>> BEGIN Data provided

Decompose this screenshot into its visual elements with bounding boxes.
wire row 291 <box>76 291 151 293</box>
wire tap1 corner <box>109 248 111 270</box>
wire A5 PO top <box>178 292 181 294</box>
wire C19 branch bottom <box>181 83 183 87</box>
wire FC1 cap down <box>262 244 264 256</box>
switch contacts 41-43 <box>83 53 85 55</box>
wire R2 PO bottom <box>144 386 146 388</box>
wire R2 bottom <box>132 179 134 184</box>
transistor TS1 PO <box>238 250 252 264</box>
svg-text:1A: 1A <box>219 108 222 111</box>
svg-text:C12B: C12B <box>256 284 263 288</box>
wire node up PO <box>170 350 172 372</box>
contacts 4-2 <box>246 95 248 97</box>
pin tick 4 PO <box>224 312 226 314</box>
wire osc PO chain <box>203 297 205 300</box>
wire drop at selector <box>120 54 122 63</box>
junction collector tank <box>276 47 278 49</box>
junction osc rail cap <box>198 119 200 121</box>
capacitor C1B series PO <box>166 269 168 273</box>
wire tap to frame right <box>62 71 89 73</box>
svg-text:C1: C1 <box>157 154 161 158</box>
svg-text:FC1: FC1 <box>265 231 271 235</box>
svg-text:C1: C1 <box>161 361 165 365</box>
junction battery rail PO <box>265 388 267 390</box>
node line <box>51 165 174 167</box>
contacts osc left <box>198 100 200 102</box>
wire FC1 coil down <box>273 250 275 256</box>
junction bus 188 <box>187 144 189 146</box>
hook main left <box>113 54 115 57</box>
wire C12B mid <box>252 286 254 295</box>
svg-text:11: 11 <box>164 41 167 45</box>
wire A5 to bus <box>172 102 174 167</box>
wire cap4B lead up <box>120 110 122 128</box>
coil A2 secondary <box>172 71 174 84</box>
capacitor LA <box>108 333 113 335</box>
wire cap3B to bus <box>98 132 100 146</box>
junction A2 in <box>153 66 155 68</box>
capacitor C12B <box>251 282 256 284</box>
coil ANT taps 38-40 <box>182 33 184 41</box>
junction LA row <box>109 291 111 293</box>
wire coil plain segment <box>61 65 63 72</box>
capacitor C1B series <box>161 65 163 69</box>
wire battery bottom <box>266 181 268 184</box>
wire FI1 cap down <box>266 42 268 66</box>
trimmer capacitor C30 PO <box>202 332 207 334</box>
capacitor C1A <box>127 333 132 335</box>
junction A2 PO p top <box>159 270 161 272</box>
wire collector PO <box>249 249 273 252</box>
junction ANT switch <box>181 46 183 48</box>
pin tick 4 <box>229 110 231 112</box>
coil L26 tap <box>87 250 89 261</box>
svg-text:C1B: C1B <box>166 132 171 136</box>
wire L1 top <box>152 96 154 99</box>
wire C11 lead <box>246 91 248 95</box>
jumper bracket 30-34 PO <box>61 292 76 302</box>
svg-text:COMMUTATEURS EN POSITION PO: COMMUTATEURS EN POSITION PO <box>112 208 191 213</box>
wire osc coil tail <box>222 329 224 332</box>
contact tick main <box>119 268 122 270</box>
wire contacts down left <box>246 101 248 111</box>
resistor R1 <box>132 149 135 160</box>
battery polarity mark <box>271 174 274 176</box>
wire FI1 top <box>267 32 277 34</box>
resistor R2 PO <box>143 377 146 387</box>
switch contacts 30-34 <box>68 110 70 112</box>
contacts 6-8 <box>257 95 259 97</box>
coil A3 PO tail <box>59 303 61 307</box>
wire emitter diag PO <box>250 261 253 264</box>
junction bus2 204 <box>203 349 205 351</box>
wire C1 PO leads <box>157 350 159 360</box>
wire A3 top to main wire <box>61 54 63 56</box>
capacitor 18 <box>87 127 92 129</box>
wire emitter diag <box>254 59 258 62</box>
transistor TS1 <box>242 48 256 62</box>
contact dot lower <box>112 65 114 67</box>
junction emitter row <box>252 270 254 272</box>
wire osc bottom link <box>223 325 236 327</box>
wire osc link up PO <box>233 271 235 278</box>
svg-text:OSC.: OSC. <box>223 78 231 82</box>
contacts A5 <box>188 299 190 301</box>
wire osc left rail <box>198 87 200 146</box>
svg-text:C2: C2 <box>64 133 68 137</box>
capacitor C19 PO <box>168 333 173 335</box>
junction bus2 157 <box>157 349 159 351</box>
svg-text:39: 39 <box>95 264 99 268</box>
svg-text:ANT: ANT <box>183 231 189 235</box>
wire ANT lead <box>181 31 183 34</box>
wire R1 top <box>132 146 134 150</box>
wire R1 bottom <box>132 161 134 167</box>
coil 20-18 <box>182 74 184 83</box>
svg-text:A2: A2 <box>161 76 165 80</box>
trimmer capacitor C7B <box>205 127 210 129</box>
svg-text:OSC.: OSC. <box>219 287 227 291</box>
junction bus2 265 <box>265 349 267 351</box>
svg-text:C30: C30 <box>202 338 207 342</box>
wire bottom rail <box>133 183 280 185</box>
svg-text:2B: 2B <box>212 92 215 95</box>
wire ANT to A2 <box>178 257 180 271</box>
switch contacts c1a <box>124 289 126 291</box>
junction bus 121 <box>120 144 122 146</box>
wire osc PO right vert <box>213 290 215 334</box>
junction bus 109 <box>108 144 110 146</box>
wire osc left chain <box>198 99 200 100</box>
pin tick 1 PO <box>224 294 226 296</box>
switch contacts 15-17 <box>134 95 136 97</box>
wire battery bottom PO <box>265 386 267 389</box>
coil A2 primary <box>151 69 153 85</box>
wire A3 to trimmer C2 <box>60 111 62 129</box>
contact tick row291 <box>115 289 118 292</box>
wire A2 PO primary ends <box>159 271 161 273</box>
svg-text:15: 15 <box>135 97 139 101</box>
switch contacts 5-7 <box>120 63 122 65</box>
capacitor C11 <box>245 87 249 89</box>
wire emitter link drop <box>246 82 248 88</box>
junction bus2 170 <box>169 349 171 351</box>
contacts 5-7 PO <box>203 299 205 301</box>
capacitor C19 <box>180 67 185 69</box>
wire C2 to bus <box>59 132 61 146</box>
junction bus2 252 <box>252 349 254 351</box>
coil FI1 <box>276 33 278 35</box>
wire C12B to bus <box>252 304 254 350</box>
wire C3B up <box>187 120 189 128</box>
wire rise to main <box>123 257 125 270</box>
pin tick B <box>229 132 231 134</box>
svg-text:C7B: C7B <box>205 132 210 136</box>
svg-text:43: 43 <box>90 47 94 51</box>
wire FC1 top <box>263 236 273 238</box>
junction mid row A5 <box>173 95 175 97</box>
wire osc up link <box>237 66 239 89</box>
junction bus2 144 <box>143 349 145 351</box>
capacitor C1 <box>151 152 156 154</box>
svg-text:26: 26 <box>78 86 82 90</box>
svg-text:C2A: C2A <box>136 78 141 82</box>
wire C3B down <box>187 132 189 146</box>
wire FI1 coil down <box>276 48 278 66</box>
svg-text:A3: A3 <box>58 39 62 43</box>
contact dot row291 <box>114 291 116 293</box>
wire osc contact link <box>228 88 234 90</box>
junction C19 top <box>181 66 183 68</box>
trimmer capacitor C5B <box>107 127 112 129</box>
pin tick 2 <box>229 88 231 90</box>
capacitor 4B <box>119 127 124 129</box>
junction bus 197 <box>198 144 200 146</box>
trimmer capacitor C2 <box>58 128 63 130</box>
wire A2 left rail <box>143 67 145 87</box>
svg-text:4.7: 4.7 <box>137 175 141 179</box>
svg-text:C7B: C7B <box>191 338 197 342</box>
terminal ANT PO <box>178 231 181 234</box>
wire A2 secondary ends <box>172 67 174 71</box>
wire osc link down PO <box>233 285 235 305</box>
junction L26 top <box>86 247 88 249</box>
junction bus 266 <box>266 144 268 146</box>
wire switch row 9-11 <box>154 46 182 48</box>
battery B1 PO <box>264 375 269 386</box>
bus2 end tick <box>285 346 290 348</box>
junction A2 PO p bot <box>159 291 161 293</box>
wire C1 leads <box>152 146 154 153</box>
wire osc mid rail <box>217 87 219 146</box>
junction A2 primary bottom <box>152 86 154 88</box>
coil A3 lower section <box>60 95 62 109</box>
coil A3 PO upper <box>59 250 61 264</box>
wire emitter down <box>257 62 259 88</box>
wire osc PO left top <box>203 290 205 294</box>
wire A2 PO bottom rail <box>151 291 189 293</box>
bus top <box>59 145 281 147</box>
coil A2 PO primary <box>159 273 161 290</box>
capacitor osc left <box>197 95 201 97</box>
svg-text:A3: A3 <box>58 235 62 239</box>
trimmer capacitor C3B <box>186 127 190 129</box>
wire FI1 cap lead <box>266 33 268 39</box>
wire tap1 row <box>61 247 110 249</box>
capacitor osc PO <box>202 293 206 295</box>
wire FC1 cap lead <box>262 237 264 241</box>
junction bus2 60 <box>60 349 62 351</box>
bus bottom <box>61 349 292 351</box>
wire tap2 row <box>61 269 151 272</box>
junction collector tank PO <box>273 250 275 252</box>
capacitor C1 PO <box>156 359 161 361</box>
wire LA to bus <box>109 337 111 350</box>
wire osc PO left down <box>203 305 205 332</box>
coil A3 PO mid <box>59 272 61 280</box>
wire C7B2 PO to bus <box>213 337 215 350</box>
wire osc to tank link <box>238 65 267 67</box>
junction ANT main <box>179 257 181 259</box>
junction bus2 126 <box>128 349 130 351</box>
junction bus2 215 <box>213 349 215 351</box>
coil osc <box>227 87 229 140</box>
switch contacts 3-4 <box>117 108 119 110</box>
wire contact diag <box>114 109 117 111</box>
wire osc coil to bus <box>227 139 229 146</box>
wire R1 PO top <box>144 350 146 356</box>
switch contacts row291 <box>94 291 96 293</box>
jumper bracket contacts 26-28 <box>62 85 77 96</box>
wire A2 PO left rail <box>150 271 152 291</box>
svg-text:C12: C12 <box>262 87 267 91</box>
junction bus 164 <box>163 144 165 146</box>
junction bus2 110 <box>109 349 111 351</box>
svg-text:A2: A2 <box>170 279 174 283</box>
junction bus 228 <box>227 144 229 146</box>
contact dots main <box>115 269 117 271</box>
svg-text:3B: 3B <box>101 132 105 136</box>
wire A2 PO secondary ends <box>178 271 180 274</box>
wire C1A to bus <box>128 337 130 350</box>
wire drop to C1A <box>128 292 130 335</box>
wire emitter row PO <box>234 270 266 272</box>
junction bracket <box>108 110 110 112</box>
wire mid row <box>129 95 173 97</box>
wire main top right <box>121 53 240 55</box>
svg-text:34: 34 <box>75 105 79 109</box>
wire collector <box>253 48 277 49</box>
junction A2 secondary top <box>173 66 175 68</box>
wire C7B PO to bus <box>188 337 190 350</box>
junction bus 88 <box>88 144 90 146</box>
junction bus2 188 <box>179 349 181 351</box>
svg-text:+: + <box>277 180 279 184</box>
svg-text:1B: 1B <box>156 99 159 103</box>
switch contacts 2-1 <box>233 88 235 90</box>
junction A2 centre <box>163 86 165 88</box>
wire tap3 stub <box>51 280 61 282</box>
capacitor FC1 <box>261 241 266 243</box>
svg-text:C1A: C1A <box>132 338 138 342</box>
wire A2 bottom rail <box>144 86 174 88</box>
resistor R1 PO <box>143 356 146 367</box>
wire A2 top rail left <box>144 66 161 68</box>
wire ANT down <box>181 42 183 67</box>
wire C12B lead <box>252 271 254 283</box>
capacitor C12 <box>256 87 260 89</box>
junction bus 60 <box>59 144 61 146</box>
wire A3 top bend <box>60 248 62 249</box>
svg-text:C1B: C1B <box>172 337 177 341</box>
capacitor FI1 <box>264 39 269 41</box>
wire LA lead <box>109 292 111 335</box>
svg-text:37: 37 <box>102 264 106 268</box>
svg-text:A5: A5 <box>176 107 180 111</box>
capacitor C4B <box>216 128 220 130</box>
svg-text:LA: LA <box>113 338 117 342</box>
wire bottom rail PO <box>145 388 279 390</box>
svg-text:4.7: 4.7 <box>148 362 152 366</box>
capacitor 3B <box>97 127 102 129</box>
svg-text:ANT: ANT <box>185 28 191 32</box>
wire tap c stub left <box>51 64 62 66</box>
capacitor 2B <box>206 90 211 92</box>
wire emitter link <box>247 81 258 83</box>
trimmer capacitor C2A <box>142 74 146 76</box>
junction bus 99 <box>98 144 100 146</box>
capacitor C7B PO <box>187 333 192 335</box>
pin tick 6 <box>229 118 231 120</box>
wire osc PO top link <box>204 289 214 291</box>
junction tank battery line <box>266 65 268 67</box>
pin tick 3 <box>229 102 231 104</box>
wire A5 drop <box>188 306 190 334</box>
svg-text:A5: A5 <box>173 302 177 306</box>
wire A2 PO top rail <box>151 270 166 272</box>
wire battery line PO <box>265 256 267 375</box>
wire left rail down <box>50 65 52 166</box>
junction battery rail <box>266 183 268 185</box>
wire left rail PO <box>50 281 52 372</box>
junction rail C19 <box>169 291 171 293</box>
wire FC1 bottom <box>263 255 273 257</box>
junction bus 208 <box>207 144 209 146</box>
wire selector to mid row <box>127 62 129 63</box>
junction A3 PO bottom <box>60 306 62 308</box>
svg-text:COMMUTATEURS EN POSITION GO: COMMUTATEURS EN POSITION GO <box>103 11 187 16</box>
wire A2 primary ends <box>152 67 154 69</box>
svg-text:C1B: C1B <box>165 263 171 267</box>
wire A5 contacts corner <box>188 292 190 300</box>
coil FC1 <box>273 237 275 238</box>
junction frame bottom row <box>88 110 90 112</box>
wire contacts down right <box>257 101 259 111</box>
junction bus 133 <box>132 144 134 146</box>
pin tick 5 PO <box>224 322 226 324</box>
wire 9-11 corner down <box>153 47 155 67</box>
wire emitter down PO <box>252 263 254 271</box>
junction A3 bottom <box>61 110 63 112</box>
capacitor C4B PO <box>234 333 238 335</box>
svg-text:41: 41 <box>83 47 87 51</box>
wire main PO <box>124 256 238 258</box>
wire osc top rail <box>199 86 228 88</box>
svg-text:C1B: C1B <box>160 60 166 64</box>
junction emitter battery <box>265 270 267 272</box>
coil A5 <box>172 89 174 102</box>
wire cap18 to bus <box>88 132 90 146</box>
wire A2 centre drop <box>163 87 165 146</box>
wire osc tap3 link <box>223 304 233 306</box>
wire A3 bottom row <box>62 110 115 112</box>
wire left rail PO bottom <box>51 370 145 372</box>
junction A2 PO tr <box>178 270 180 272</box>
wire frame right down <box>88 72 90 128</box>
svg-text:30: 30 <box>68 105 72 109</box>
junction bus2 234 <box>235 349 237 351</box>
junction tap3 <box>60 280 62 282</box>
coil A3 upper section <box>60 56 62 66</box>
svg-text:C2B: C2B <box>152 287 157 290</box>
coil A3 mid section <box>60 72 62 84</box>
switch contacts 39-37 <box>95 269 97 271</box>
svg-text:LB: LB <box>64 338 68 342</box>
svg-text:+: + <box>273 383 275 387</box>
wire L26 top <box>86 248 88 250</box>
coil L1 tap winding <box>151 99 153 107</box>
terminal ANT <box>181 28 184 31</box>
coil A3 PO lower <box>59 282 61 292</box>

>> END Data provided

» **To be done**
Rewrite everything from the first of the rows above down to the line containing "wire C12B mid <box>252 286 254 295</box>", changing "junction" to "joint" and leaving everything else as it is.

» **Reply to the exercise**
Decompose this screenshot into its visual elements with bounding boxes.
wire row 291 <box>76 291 151 293</box>
wire tap1 corner <box>109 248 111 270</box>
wire A5 PO top <box>178 292 181 294</box>
wire C19 branch bottom <box>181 83 183 87</box>
wire FC1 cap down <box>262 244 264 256</box>
switch contacts 41-43 <box>83 53 85 55</box>
wire R2 PO bottom <box>144 386 146 388</box>
wire R2 bottom <box>132 179 134 184</box>
transistor TS1 PO <box>238 250 252 264</box>
svg-text:1A: 1A <box>219 108 222 111</box>
svg-text:C12B: C12B <box>256 284 263 288</box>
wire node up PO <box>170 350 172 372</box>
contacts 4-2 <box>246 95 248 97</box>
pin tick 4 PO <box>224 312 226 314</box>
wire osc PO chain <box>203 297 205 300</box>
wire drop at selector <box>120 54 122 63</box>
joint collector tank <box>276 47 278 49</box>
joint osc rail cap <box>198 119 200 121</box>
capacitor C1B series PO <box>166 269 168 273</box>
wire tap to frame right <box>62 71 89 73</box>
svg-text:C1: C1 <box>157 154 161 158</box>
svg-text:FC1: FC1 <box>265 231 271 235</box>
svg-text:C1: C1 <box>161 361 165 365</box>
joint battery rail PO <box>265 388 267 390</box>
node line <box>51 165 174 167</box>
contacts osc left <box>198 100 200 102</box>
wire FC1 coil down <box>273 250 275 256</box>
joint bus 188 <box>187 144 189 146</box>
hook main left <box>113 54 115 57</box>
wire C12B mid <box>252 286 254 295</box>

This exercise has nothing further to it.